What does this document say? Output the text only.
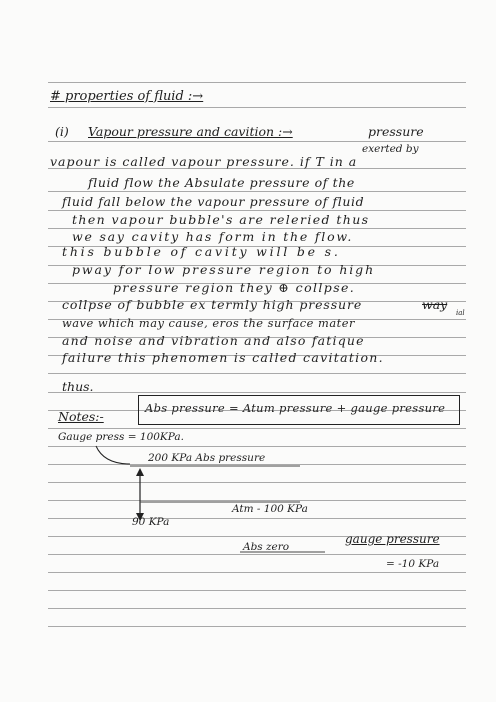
# properties of fluid :→
(i) Vapour pressure and cavition :→	pressure
exerted by
vapour is called vapour pressure. if T in a
fluid flow the Absulate pressure of the
fluid fall below the vapour pressure of fluid
then vapour bubble's are releried thus
we say cavity has form in the flow.
this bubble of cavity will be s.
pway for low pressure region to high
pressure region they ⊕ collpse.
collpse of bubble ex termly high pressure	way
wave which may cause, eros the surface mater
ial
and noise and vibration and also fatique
failure this phenomen is called cavitation.
thus.
Notes:-
Abs pressure = Atum pressure + gauge pressure
Gauge press = 100KPa.
200 KPa Abs pressure
Atm - 100 KPa
90 KPa
Abs zero
gauge pressure
= -10 KPa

-- -- --

Exercise prompt » Your task is to return the entries above exactly, with no pictures.

The reply »
What does this document say? Output the text only.
# properties of fluid :→
(i) Vapour pressure and cavition :→	pressure
exerted by
vapour is called vapour pressure. if T in a
fluid flow the Absulate pressure of the
fluid fall below the vapour pressure of fluid
then vapour bubble's are releried thus
we say cavity has form in the flow.
this bubble of cavity will be s.
pway for low pressure region to high
pressure region they ⊕ collpse.
collpse of bubble ex termly high pressure	way
wave which may cause, eros the surface mater
ial
and noise and vibration and also fatique
failure this phenomen is called cavitation.
thus.
Notes:-
Abs pressure = Atum pressure + gauge pressure
Gauge press = 100KPa.
200 KPa Abs pressure
Atm - 100 KPa
90 KPa
Abs zero
gauge pressure
= -10 KPa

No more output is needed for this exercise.